* Material for this task
★ ★ ★

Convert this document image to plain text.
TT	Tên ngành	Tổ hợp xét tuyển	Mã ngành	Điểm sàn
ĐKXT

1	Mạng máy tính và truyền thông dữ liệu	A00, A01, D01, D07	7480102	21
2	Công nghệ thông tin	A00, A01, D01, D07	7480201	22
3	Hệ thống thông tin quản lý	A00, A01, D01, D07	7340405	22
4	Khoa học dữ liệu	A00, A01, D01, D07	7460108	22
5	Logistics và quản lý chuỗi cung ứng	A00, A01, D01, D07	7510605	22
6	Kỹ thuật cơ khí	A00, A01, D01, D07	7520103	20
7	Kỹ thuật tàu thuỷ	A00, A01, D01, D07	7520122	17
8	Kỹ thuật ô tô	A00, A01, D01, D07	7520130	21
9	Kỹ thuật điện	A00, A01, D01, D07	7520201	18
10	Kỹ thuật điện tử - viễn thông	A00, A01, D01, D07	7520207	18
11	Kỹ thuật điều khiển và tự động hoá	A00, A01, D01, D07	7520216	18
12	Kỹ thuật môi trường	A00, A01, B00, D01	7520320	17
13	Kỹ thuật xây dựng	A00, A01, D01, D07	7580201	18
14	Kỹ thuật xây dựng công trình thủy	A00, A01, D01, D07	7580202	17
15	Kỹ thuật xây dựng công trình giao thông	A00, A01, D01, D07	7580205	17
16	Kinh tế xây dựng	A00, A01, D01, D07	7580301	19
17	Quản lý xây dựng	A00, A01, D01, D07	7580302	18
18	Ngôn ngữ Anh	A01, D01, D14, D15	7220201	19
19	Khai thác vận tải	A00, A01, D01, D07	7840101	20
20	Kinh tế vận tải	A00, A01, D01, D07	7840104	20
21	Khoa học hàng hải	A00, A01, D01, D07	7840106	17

★ ★ ★

* Do this
Each record above should be repeated exactly as it appears.

* Written answer
Convert this document image to plain text.
TT	Tên ngành	Tổ hợp xét tuyển	Mã ngành	Điểm sàn
ĐKXT

1	Mạng máy tính và truyền thông dữ liệu	A00, A01, D01, D07	7480102	21
2	Công nghệ thông tin	A00, A01, D01, D07	7480201	22
3	Hệ thống thông tin quản lý	A00, A01, D01, D07	7340405	22
4	Khoa học dữ liệu	A00, A01, D01, D07	7460108	22
5	Logistics và quản lý chuỗi cung ứng	A00, A01, D01, D07	7510605	22
6	Kỹ thuật cơ khí	A00, A01, D01, D07	7520103	20
7	Kỹ thuật tàu thuỷ	A00, A01, D01, D07	7520122	17
8	Kỹ thuật ô tô	A00, A01, D01, D07	7520130	21
9	Kỹ thuật điện	A00, A01, D01, D07	7520201	18
10	Kỹ thuật điện tử - viễn thông	A00, A01, D01, D07	7520207	18
11	Kỹ thuật điều khiển và tự động hoá	A00, A01, D01, D07	7520216	18
12	Kỹ thuật môi trường	A00, A01, B00, D01	7520320	17
13	Kỹ thuật xây dựng	A00, A01, D01, D07	7580201	18
14	Kỹ thuật xây dựng công trình thủy	A00, A01, D01, D07	7580202	17
15	Kỹ thuật xây dựng công trình giao thông	A00, A01, D01, D07	7580205	17
16	Kinh tế xây dựng	A00, A01, D01, D07	7580301	19
17	Quản lý xây dựng	A00, A01, D01, D07	7580302	18
18	Ngôn ngữ Anh	A01, D01, D14, D15	7220201	19
19	Khai thác vận tải	A00, A01, D01, D07	7840101	20
20	Kinh tế vận tải	A00, A01, D01, D07	7840104	20
21	Khoa học hàng hải	A00, A01, D01, D07	7840106	17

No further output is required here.